## Source records
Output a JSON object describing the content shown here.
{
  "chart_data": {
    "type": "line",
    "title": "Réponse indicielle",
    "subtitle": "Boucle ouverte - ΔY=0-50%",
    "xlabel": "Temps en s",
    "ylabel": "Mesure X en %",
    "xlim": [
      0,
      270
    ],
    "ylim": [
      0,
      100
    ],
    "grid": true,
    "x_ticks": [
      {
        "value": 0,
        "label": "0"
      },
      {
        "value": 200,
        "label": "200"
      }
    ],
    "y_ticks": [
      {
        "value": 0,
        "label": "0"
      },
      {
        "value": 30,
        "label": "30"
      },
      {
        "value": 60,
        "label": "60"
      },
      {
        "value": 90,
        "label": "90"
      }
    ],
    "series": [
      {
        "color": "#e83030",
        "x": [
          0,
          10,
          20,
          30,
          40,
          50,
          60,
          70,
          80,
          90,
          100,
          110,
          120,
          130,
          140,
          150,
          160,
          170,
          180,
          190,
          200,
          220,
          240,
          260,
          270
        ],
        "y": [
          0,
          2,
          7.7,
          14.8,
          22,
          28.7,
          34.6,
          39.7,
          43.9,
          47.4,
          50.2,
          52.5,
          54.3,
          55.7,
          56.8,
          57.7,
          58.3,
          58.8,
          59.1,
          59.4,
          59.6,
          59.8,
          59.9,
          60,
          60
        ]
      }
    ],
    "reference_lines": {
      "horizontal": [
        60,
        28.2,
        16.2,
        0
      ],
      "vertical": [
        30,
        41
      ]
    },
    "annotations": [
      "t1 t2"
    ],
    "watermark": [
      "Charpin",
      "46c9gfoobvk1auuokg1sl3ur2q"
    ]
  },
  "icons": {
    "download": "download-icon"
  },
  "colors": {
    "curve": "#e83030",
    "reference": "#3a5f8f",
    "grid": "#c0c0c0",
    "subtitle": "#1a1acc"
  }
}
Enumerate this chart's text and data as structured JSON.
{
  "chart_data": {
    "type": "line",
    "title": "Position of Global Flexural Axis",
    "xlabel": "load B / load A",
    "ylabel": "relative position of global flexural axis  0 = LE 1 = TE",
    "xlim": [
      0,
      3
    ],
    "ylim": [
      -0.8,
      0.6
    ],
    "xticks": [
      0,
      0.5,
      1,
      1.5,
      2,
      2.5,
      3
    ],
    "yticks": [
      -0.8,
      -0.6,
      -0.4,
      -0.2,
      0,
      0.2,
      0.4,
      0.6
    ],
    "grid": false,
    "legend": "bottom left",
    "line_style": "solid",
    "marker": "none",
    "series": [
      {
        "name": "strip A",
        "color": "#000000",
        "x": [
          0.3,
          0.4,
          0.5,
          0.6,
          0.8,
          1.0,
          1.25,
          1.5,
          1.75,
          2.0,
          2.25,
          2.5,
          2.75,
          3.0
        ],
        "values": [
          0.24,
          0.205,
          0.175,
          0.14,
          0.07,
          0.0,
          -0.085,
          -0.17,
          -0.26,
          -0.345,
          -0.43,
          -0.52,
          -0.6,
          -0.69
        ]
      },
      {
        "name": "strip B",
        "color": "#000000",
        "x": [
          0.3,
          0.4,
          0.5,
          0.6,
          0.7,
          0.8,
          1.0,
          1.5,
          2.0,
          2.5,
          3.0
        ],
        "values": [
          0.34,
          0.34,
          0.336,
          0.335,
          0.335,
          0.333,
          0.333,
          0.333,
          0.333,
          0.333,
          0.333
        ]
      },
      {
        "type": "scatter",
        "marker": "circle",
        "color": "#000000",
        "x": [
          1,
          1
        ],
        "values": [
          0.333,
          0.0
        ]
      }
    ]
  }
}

## TASK TO COMPLETE
Word for word, extract all the records.

## SOLUTION TO THIS TASK
Output a JSON object describing the content shown here.
{
  "chart_data": {
    "type": "line",
    "title": "Réponse indicielle",
    "subtitle": "Boucle ouverte - ΔY=0-50%",
    "xlabel": "Temps en s",
    "ylabel": "Mesure X en %",
    "xlim": [
      0,
      270
    ],
    "ylim": [
      0,
      100
    ],
    "grid": true,
    "x_ticks": [
      {
        "value": 0,
        "label": "0"
      },
      {
        "value": 200,
        "label": "200"
      }
    ],
    "y_ticks": [
      {
        "value": 0,
        "label": "0"
      },
      {
        "value": 30,
        "label": "30"
      },
      {
        "value": 60,
        "label": "60"
      },
      {
        "value": 90,
        "label": "90"
      }
    ],
    "series": [
      {
        "color": "#e83030",
        "x": [
          0,
          10,
          20,
          30,
          40,
          50,
          60,
          70,
          80,
          90,
          100,
          110,
          120,
          130,
          140,
          150,
          160,
          170,
          180,
          190,
          200,
          220,
          240,
          260,
          270
        ],
        "y": [
          0,
          2,
          7.7,
          14.8,
          22,
          28.7,
          34.6,
          39.7,
          43.9,
          47.4,
          50.2,
          52.5,
          54.3,
          55.7,
          56.8,
          57.7,
          58.3,
          58.8,
          59.1,
          59.4,
          59.6,
          59.8,
          59.9,
          60,
          60
        ]
      }
    ],
    "reference_lines": {
      "horizontal": [
        60,
        28.2,
        16.2,
        0
      ],
      "vertical": [
        30,
        41
      ]
    },
    "annotations": [
      "t1 t2"
    ],
    "watermark": [
      "Charpin",
      "46c9gfoobvk1auuokg1sl3ur2q"
    ]
  },
  "icons": {
    "download": "download-icon"
  },
  "colors": {
    "curve": "#e83030",
    "reference": "#3a5f8f",
    "grid": "#c0c0c0",
    "subtitle": "#1a1acc"
  }
}
Enumerate this chart's text and data as structured JSON.
{
  "chart_data": {
    "type": "line",
    "title": "Position of Global Flexural Axis",
    "xlabel": "load B / load A",
    "ylabel": "relative position of global flexural axis  0 = LE 1 = TE",
    "xlim": [
      0,
      3
    ],
    "ylim": [
      -0.8,
      0.6
    ],
    "xticks": [
      0,
      0.5,
      1,
      1.5,
      2,
      2.5,
      3
    ],
    "yticks": [
      -0.8,
      -0.6,
      -0.4,
      -0.2,
      0,
      0.2,
      0.4,
      0.6
    ],
    "grid": false,
    "legend": "bottom left",
    "line_style": "solid",
    "marker": "none",
    "series": [
      {
        "name": "strip A",
        "color": "#000000",
        "x": [
          0.3,
          0.4,
          0.5,
          0.6,
          0.8,
          1.0,
          1.25,
          1.5,
          1.75,
          2.0,
          2.25,
          2.5,
          2.75,
          3.0
        ],
        "values": [
          0.24,
          0.205,
          0.175,
          0.14,
          0.07,
          0.0,
          -0.085,
          -0.17,
          -0.26,
          -0.345,
          -0.43,
          -0.52,
          -0.6,
          -0.69
        ]
      },
      {
        "name": "strip B",
        "color": "#000000",
        "x": [
          0.3,
          0.4,
          0.5,
          0.6,
          0.7,
          0.8,
          1.0,
          1.5,
          2.0,
          2.5,
          3.0
        ],
        "values": [
          0.34,
          0.34,
          0.336,
          0.335,
          0.335,
          0.333,
          0.333,
          0.333,
          0.333,
          0.333,
          0.333
        ]
      },
      {
        "type": "scatter",
        "marker": "circle",
        "color": "#000000",
        "x": [
          1,
          1
        ],
        "values": [
          0.333,
          0.0
        ]
      }
    ]
  }
}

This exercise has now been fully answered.